Task ▸
Extract, from the listing that follows, each line containing the word "Resistance".

=====

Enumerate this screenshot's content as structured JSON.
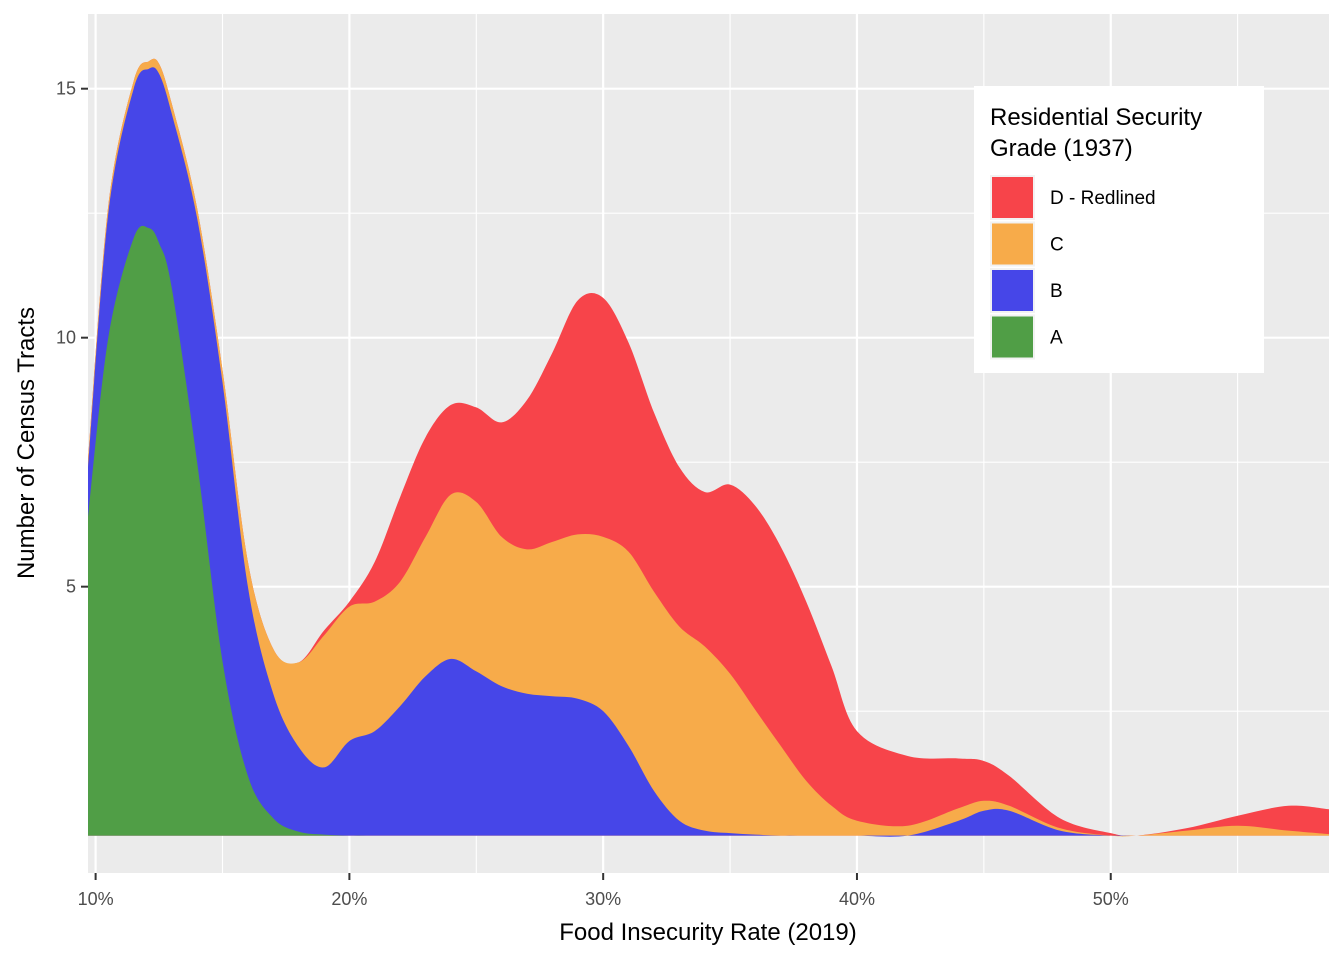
{
  "chart_data": {
    "type": "area",
    "stacked": true,
    "xlabel": "Food Insecurity Rate (2019)",
    "ylabel": "Number of Census Tracts",
    "xlim": [
      0.097,
      0.586
    ],
    "ylim": [
      -0.75,
      16.5
    ],
    "x_ticks": [
      0.1,
      0.2,
      0.3,
      0.4,
      0.5
    ],
    "x_tick_labels": [
      "10%",
      "20%",
      "30%",
      "40%",
      "50%"
    ],
    "y_ticks": [
      5,
      10,
      15
    ],
    "y_tick_labels": [
      "5",
      "10",
      "15"
    ],
    "grid": true,
    "legend": {
      "title_lines": [
        "Residential Security",
        "Grade (1937)"
      ],
      "position": "top-right"
    },
    "x": [
      0.097,
      0.105,
      0.115,
      0.121,
      0.125,
      0.13,
      0.14,
      0.15,
      0.16,
      0.17,
      0.18,
      0.19,
      0.2,
      0.21,
      0.22,
      0.23,
      0.24,
      0.25,
      0.26,
      0.27,
      0.28,
      0.29,
      0.3,
      0.31,
      0.32,
      0.33,
      0.34,
      0.35,
      0.36,
      0.37,
      0.38,
      0.39,
      0.4,
      0.42,
      0.44,
      0.45,
      0.46,
      0.48,
      0.5,
      0.51,
      0.53,
      0.55,
      0.57,
      0.586
    ],
    "series": [
      {
        "name": "A",
        "color": "#509E46",
        "values": [
          6.4,
          10.0,
          12.0,
          12.2,
          11.9,
          11.0,
          7.5,
          3.5,
          1.2,
          0.35,
          0.08,
          0.02,
          0,
          0,
          0,
          0,
          0,
          0,
          0,
          0,
          0,
          0,
          0,
          0,
          0,
          0,
          0,
          0,
          0,
          0,
          0,
          0,
          0,
          0,
          0,
          0,
          0,
          0,
          0,
          0,
          0,
          0,
          0,
          0
        ]
      },
      {
        "name": "B",
        "color": "#4646E8",
        "values": [
          1.0,
          2.5,
          3.0,
          3.2,
          3.4,
          3.5,
          4.9,
          5.6,
          3.8,
          2.5,
          1.7,
          1.35,
          1.9,
          2.1,
          2.6,
          3.2,
          3.55,
          3.3,
          3.0,
          2.85,
          2.8,
          2.75,
          2.5,
          1.8,
          0.9,
          0.3,
          0.1,
          0.05,
          0.02,
          0,
          0,
          0,
          0,
          0,
          0.3,
          0.5,
          0.5,
          0.1,
          0,
          0,
          0,
          0,
          0,
          0
        ]
      },
      {
        "name": "C",
        "color": "#F7AB4A",
        "values": [
          0.15,
          0.15,
          0.15,
          0.15,
          0.2,
          0.2,
          0.2,
          0.25,
          0.5,
          0.9,
          1.7,
          2.65,
          2.7,
          2.6,
          2.5,
          2.8,
          3.3,
          3.4,
          3.0,
          2.9,
          3.1,
          3.3,
          3.5,
          3.9,
          4.0,
          3.9,
          3.7,
          3.2,
          2.5,
          1.8,
          1.1,
          0.6,
          0.3,
          0.2,
          0.25,
          0.2,
          0.1,
          0.05,
          0,
          0,
          0.1,
          0.2,
          0.1,
          0.03
        ]
      },
      {
        "name": "D - Redlined",
        "color": "#F7444A",
        "values": [
          0,
          0,
          0,
          0,
          0,
          0,
          0,
          0,
          0,
          0,
          0,
          0.1,
          0.1,
          0.8,
          1.7,
          2.0,
          1.8,
          1.9,
          2.3,
          3.0,
          3.8,
          4.7,
          4.8,
          4.2,
          3.6,
          3.2,
          3.1,
          3.8,
          4.1,
          4.0,
          3.6,
          2.8,
          1.8,
          1.4,
          1.0,
          0.8,
          0.6,
          0.2,
          0.05,
          0,
          0.05,
          0.2,
          0.5,
          0.5
        ]
      }
    ],
    "legend_order": [
      "D - Redlined",
      "C",
      "B",
      "A"
    ]
  }
}
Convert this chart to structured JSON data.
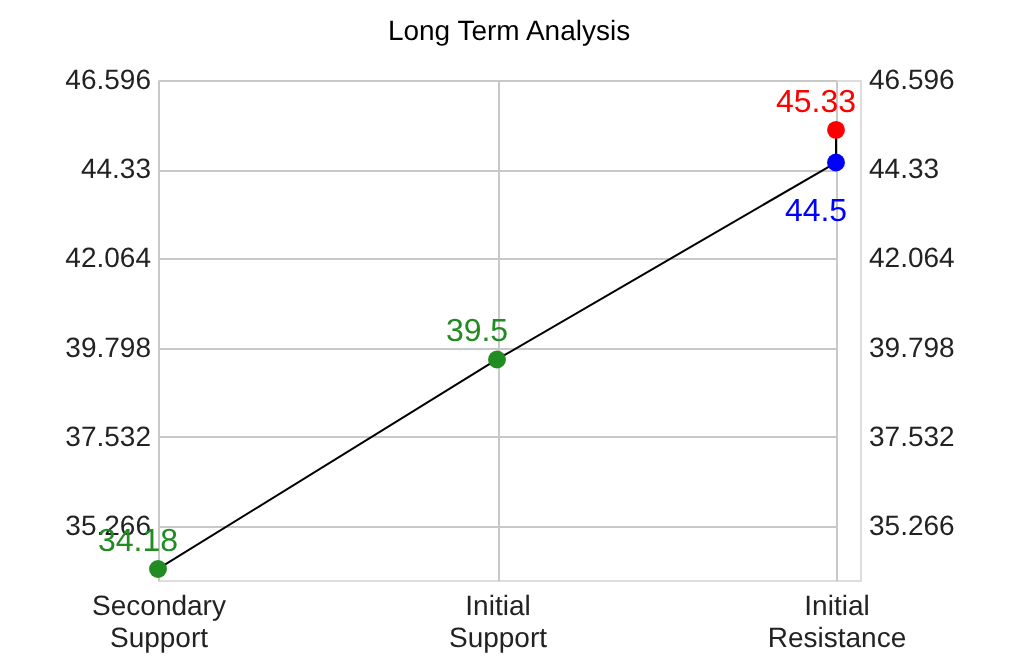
{
  "chart_data": {
    "type": "line",
    "title": "Long Term Analysis",
    "categories": [
      "Secondary Support",
      "Initial Support",
      "Initial Resistance"
    ],
    "ylim": [
      33.9,
      46.596
    ],
    "yticks": [
      35.266,
      37.532,
      39.798,
      42.064,
      44.33,
      46.596
    ],
    "y2lim": [
      33.9,
      46.596
    ],
    "y2ticks": [
      35.266,
      37.532,
      39.798,
      42.064,
      44.33,
      46.596
    ],
    "series": [
      {
        "color": "#000000",
        "x": [
          "Secondary Support",
          "Initial Support",
          "Initial Resistance",
          "Initial Resistance"
        ],
        "values": [
          34.18,
          39.5,
          44.5,
          45.33
        ],
        "colors": [
          "#228b22",
          "#228b22",
          "#0000ff",
          "#ff0000"
        ]
      }
    ],
    "data_labels": true,
    "marker": "circle",
    "grid": true,
    "line_style": "solid"
  }
}
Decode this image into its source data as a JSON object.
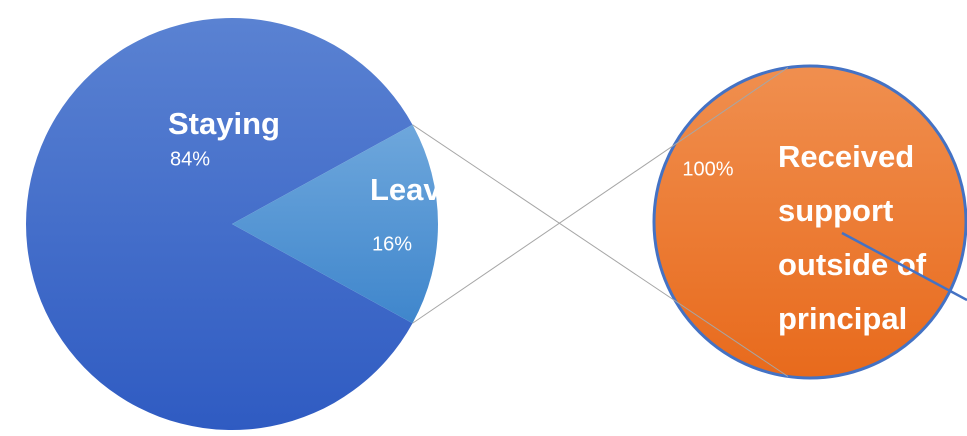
{
  "chart_data": [
    {
      "type": "pie",
      "categories": [
        "Staying",
        "Leaving"
      ],
      "values": [
        84,
        16
      ],
      "value_labels": [
        "84%",
        "16%"
      ],
      "colors": [
        "#3a66c8",
        "#5b9bd5"
      ]
    },
    {
      "type": "pie",
      "categories": [
        "Received support outside of principal"
      ],
      "values": [
        100
      ],
      "value_labels": [
        "100%"
      ],
      "colors": [
        "#ed7d31"
      ]
    }
  ]
}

=====

Response to the task ▸
      "Initial Resistance"
          "Initial Resistance",
          "Initial Resistance"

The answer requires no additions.